§ What you have to do
Without the pictures, copy all the entries below exactly.
** START Material shown **
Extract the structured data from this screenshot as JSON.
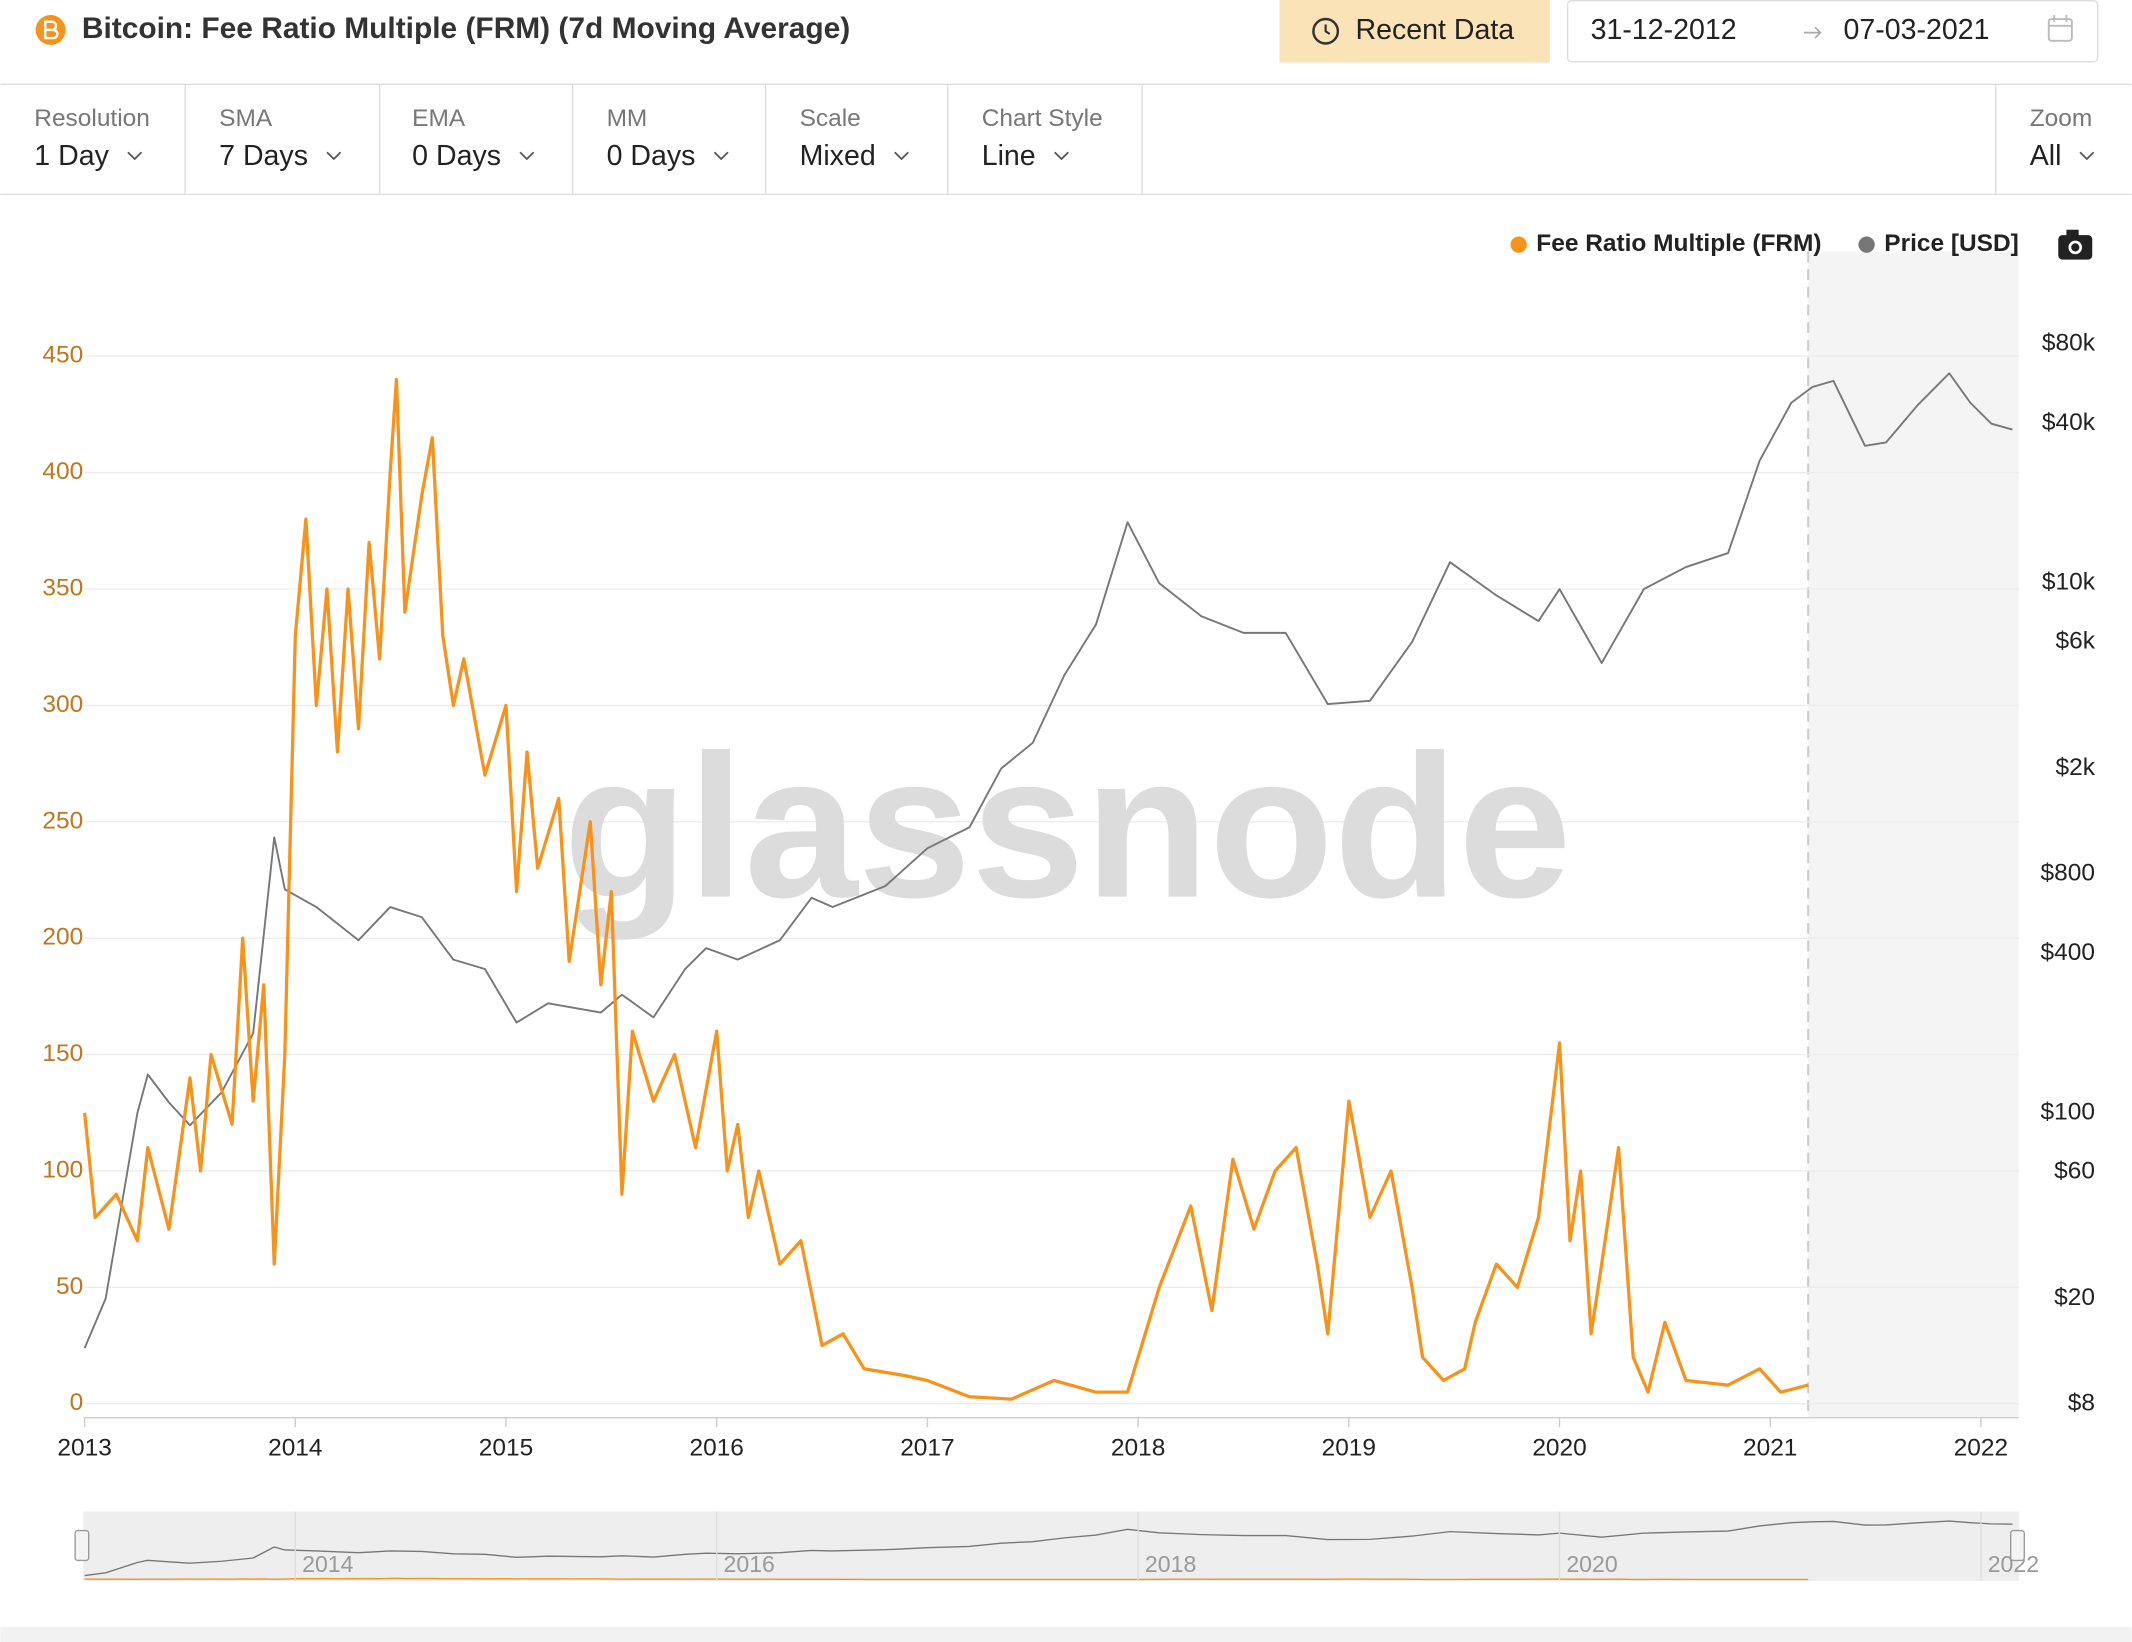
{
  "header": {
    "title": "Bitcoin: Fee Ratio Multiple (FRM) (7d Moving Average)",
    "recent_button": "Recent Data",
    "date_from": "31-12-2012",
    "date_to": "07-03-2021"
  },
  "controls": [
    {
      "label": "Resolution",
      "value": "1 Day"
    },
    {
      "label": "SMA",
      "value": "7 Days"
    },
    {
      "label": "EMA",
      "value": "0 Days"
    },
    {
      "label": "MM",
      "value": "0 Days"
    },
    {
      "label": "Scale",
      "value": "Mixed"
    },
    {
      "label": "Chart Style",
      "value": "Line"
    }
  ],
  "zoom": {
    "label": "Zoom",
    "value": "All"
  },
  "chart_data": {
    "type": "line",
    "watermark": "glassnode",
    "grid": true,
    "legend": "top-right",
    "xlim": [
      2013,
      2022.18
    ],
    "xticks": [
      2013,
      2014,
      2015,
      2016,
      2017,
      2018,
      2019,
      2020,
      2021,
      2022
    ],
    "ylim": [
      -6,
      495
    ],
    "yticks": [
      0,
      50,
      100,
      150,
      200,
      250,
      300,
      350,
      400,
      450
    ],
    "y2lim": [
      7.1,
      178600
    ],
    "y2log": true,
    "y2ticks": [
      {
        "value": 8,
        "label": "$8"
      },
      {
        "value": 20,
        "label": "$20"
      },
      {
        "value": 60,
        "label": "$60"
      },
      {
        "value": 100,
        "label": "$100"
      },
      {
        "value": 400,
        "label": "$400"
      },
      {
        "value": 800,
        "label": "$800"
      },
      {
        "value": 2000,
        "label": "$2k"
      },
      {
        "value": 6000,
        "label": "$6k"
      },
      {
        "value": 10000,
        "label": "$10k"
      },
      {
        "value": 40000,
        "label": "$40k"
      },
      {
        "value": 80000,
        "label": "$80k"
      }
    ],
    "series": [
      {
        "name": "Fee Ratio Multiple (FRM)",
        "color": "#f7931a",
        "x": [
          2013.0,
          2013.05,
          2013.15,
          2013.25,
          2013.3,
          2013.4,
          2013.5,
          2013.55,
          2013.6,
          2013.7,
          2013.75,
          2013.8,
          2013.85,
          2013.9,
          2013.95,
          2014.0,
          2014.05,
          2014.1,
          2014.15,
          2014.2,
          2014.25,
          2014.3,
          2014.35,
          2014.4,
          2014.45,
          2014.48,
          2014.52,
          2014.6,
          2014.65,
          2014.7,
          2014.75,
          2014.8,
          2014.9,
          2015.0,
          2015.05,
          2015.1,
          2015.15,
          2015.25,
          2015.3,
          2015.4,
          2015.45,
          2015.5,
          2015.55,
          2015.6,
          2015.7,
          2015.8,
          2015.9,
          2016.0,
          2016.05,
          2016.1,
          2016.15,
          2016.2,
          2016.3,
          2016.4,
          2016.5,
          2016.6,
          2016.7,
          2016.9,
          2017.0,
          2017.2,
          2017.4,
          2017.6,
          2017.8,
          2017.95,
          2018.1,
          2018.25,
          2018.35,
          2018.45,
          2018.55,
          2018.65,
          2018.75,
          2018.85,
          2018.9,
          2019.0,
          2019.1,
          2019.2,
          2019.3,
          2019.35,
          2019.45,
          2019.55,
          2019.6,
          2019.7,
          2019.8,
          2019.9,
          2020.0,
          2020.05,
          2020.1,
          2020.15,
          2020.2,
          2020.28,
          2020.35,
          2020.42,
          2020.5,
          2020.6,
          2020.8,
          2020.95,
          2021.05,
          2021.18
        ],
        "values": [
          125,
          80,
          90,
          70,
          110,
          75,
          140,
          100,
          150,
          120,
          200,
          130,
          180,
          60,
          150,
          330,
          380,
          300,
          350,
          280,
          350,
          290,
          370,
          320,
          400,
          440,
          340,
          390,
          415,
          330,
          300,
          320,
          270,
          300,
          220,
          280,
          230,
          260,
          190,
          250,
          180,
          220,
          90,
          160,
          130,
          150,
          110,
          160,
          100,
          120,
          80,
          100,
          60,
          70,
          25,
          30,
          15,
          12,
          10,
          3,
          2,
          10,
          5,
          5,
          50,
          85,
          40,
          105,
          75,
          100,
          110,
          60,
          30,
          130,
          80,
          100,
          50,
          20,
          10,
          15,
          35,
          60,
          50,
          80,
          155,
          70,
          100,
          30,
          60,
          110,
          20,
          5,
          35,
          10,
          8,
          15,
          5,
          8
        ]
      },
      {
        "name": "Price [USD]",
        "color": "#777777",
        "axis": "y2",
        "x": [
          2013.0,
          2013.1,
          2013.25,
          2013.3,
          2013.4,
          2013.5,
          2013.65,
          2013.8,
          2013.9,
          2013.95,
          2014.1,
          2014.3,
          2014.45,
          2014.6,
          2014.75,
          2014.9,
          2015.05,
          2015.2,
          2015.45,
          2015.55,
          2015.7,
          2015.85,
          2015.95,
          2016.1,
          2016.3,
          2016.45,
          2016.55,
          2016.8,
          2017.0,
          2017.2,
          2017.35,
          2017.5,
          2017.65,
          2017.8,
          2017.95,
          2018.1,
          2018.3,
          2018.5,
          2018.7,
          2018.9,
          2019.1,
          2019.3,
          2019.48,
          2019.7,
          2019.9,
          2020.0,
          2020.2,
          2020.4,
          2020.6,
          2020.8,
          2020.95,
          2021.1,
          2021.2,
          2021.3,
          2021.45,
          2021.55,
          2021.7,
          2021.85,
          2021.95,
          2022.05,
          2022.15
        ],
        "values": [
          13,
          20,
          100,
          140,
          110,
          90,
          120,
          200,
          1100,
          700,
          600,
          450,
          600,
          550,
          380,
          350,
          220,
          260,
          240,
          280,
          230,
          350,
          420,
          380,
          450,
          650,
          600,
          720,
          1000,
          1200,
          2000,
          2500,
          4500,
          7000,
          17000,
          10000,
          7500,
          6500,
          6500,
          3500,
          3600,
          6000,
          12000,
          9000,
          7200,
          9500,
          5000,
          9500,
          11500,
          13000,
          29000,
          48000,
          55000,
          58000,
          33000,
          34000,
          47000,
          62000,
          48000,
          40000,
          38000
        ]
      }
    ],
    "navigator": {
      "labels": [
        2014,
        2016,
        2018,
        2020,
        2022
      ]
    }
  }
}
** END Material shown **
§ Solved exercise
Extract the structured data from this screenshot as JSON.
{
  "header": {
    "title": "Bitcoin: Fee Ratio Multiple (FRM) (7d Moving Average)",
    "recent_button": "Recent Data",
    "date_from": "31-12-2012",
    "date_to": "07-03-2021"
  },
  "controls": [
    {
      "label": "Resolution",
      "value": "1 Day"
    },
    {
      "label": "SMA",
      "value": "7 Days"
    },
    {
      "label": "EMA",
      "value": "0 Days"
    },
    {
      "label": "MM",
      "value": "0 Days"
    },
    {
      "label": "Scale",
      "value": "Mixed"
    },
    {
      "label": "Chart Style",
      "value": "Line"
    }
  ],
  "zoom": {
    "label": "Zoom",
    "value": "All"
  },
  "chart_data": {
    "type": "line",
    "watermark": "glassnode",
    "grid": true,
    "legend": "top-right",
    "xlim": [
      2013,
      2022.18
    ],
    "xticks": [
      2013,
      2014,
      2015,
      2016,
      2017,
      2018,
      2019,
      2020,
      2021,
      2022
    ],
    "ylim": [
      -6,
      495
    ],
    "yticks": [
      0,
      50,
      100,
      150,
      200,
      250,
      300,
      350,
      400,
      450
    ],
    "y2lim": [
      7.1,
      178600
    ],
    "y2log": true,
    "y2ticks": [
      {
        "value": 8,
        "label": "$8"
      },
      {
        "value": 20,
        "label": "$20"
      },
      {
        "value": 60,
        "label": "$60"
      },
      {
        "value": 100,
        "label": "$100"
      },
      {
        "value": 400,
        "label": "$400"
      },
      {
        "value": 800,
        "label": "$800"
      },
      {
        "value": 2000,
        "label": "$2k"
      },
      {
        "value": 6000,
        "label": "$6k"
      },
      {
        "value": 10000,
        "label": "$10k"
      },
      {
        "value": 40000,
        "label": "$40k"
      },
      {
        "value": 80000,
        "label": "$80k"
      }
    ],
    "series": [
      {
        "name": "Fee Ratio Multiple (FRM)",
        "color": "#f7931a",
        "x": [
          2013.0,
          2013.05,
          2013.15,
          2013.25,
          2013.3,
          2013.4,
          2013.5,
          2013.55,
          2013.6,
          2013.7,
          2013.75,
          2013.8,
          2013.85,
          2013.9,
          2013.95,
          2014.0,
          2014.05,
          2014.1,
          2014.15,
          2014.2,
          2014.25,
          2014.3,
          2014.35,
          2014.4,
          2014.45,
          2014.48,
          2014.52,
          2014.6,
          2014.65,
          2014.7,
          2014.75,
          2014.8,
          2014.9,
          2015.0,
          2015.05,
          2015.1,
          2015.15,
          2015.25,
          2015.3,
          2015.4,
          2015.45,
          2015.5,
          2015.55,
          2015.6,
          2015.7,
          2015.8,
          2015.9,
          2016.0,
          2016.05,
          2016.1,
          2016.15,
          2016.2,
          2016.3,
          2016.4,
          2016.5,
          2016.6,
          2016.7,
          2016.9,
          2017.0,
          2017.2,
          2017.4,
          2017.6,
          2017.8,
          2017.95,
          2018.1,
          2018.25,
          2018.35,
          2018.45,
          2018.55,
          2018.65,
          2018.75,
          2018.85,
          2018.9,
          2019.0,
          2019.1,
          2019.2,
          2019.3,
          2019.35,
          2019.45,
          2019.55,
          2019.6,
          2019.7,
          2019.8,
          2019.9,
          2020.0,
          2020.05,
          2020.1,
          2020.15,
          2020.2,
          2020.28,
          2020.35,
          2020.42,
          2020.5,
          2020.6,
          2020.8,
          2020.95,
          2021.05,
          2021.18
        ],
        "values": [
          125,
          80,
          90,
          70,
          110,
          75,
          140,
          100,
          150,
          120,
          200,
          130,
          180,
          60,
          150,
          330,
          380,
          300,
          350,
          280,
          350,
          290,
          370,
          320,
          400,
          440,
          340,
          390,
          415,
          330,
          300,
          320,
          270,
          300,
          220,
          280,
          230,
          260,
          190,
          250,
          180,
          220,
          90,
          160,
          130,
          150,
          110,
          160,
          100,
          120,
          80,
          100,
          60,
          70,
          25,
          30,
          15,
          12,
          10,
          3,
          2,
          10,
          5,
          5,
          50,
          85,
          40,
          105,
          75,
          100,
          110,
          60,
          30,
          130,
          80,
          100,
          50,
          20,
          10,
          15,
          35,
          60,
          50,
          80,
          155,
          70,
          100,
          30,
          60,
          110,
          20,
          5,
          35,
          10,
          8,
          15,
          5,
          8
        ]
      },
      {
        "name": "Price [USD]",
        "color": "#777777",
        "axis": "y2",
        "x": [
          2013.0,
          2013.1,
          2013.25,
          2013.3,
          2013.4,
          2013.5,
          2013.65,
          2013.8,
          2013.9,
          2013.95,
          2014.1,
          2014.3,
          2014.45,
          2014.6,
          2014.75,
          2014.9,
          2015.05,
          2015.2,
          2015.45,
          2015.55,
          2015.7,
          2015.85,
          2015.95,
          2016.1,
          2016.3,
          2016.45,
          2016.55,
          2016.8,
          2017.0,
          2017.2,
          2017.35,
          2017.5,
          2017.65,
          2017.8,
          2017.95,
          2018.1,
          2018.3,
          2018.5,
          2018.7,
          2018.9,
          2019.1,
          2019.3,
          2019.48,
          2019.7,
          2019.9,
          2020.0,
          2020.2,
          2020.4,
          2020.6,
          2020.8,
          2020.95,
          2021.1,
          2021.2,
          2021.3,
          2021.45,
          2021.55,
          2021.7,
          2021.85,
          2021.95,
          2022.05,
          2022.15
        ],
        "values": [
          13,
          20,
          100,
          140,
          110,
          90,
          120,
          200,
          1100,
          700,
          600,
          450,
          600,
          550,
          380,
          350,
          220,
          260,
          240,
          280,
          230,
          350,
          420,
          380,
          450,
          650,
          600,
          720,
          1000,
          1200,
          2000,
          2500,
          4500,
          7000,
          17000,
          10000,
          7500,
          6500,
          6500,
          3500,
          3600,
          6000,
          12000,
          9000,
          7200,
          9500,
          5000,
          9500,
          11500,
          13000,
          29000,
          48000,
          55000,
          58000,
          33000,
          34000,
          47000,
          62000,
          48000,
          40000,
          38000
        ]
      }
    ],
    "navigator": {
      "labels": [
        2014,
        2016,
        2018,
        2020,
        2022
      ]
    }
  }
}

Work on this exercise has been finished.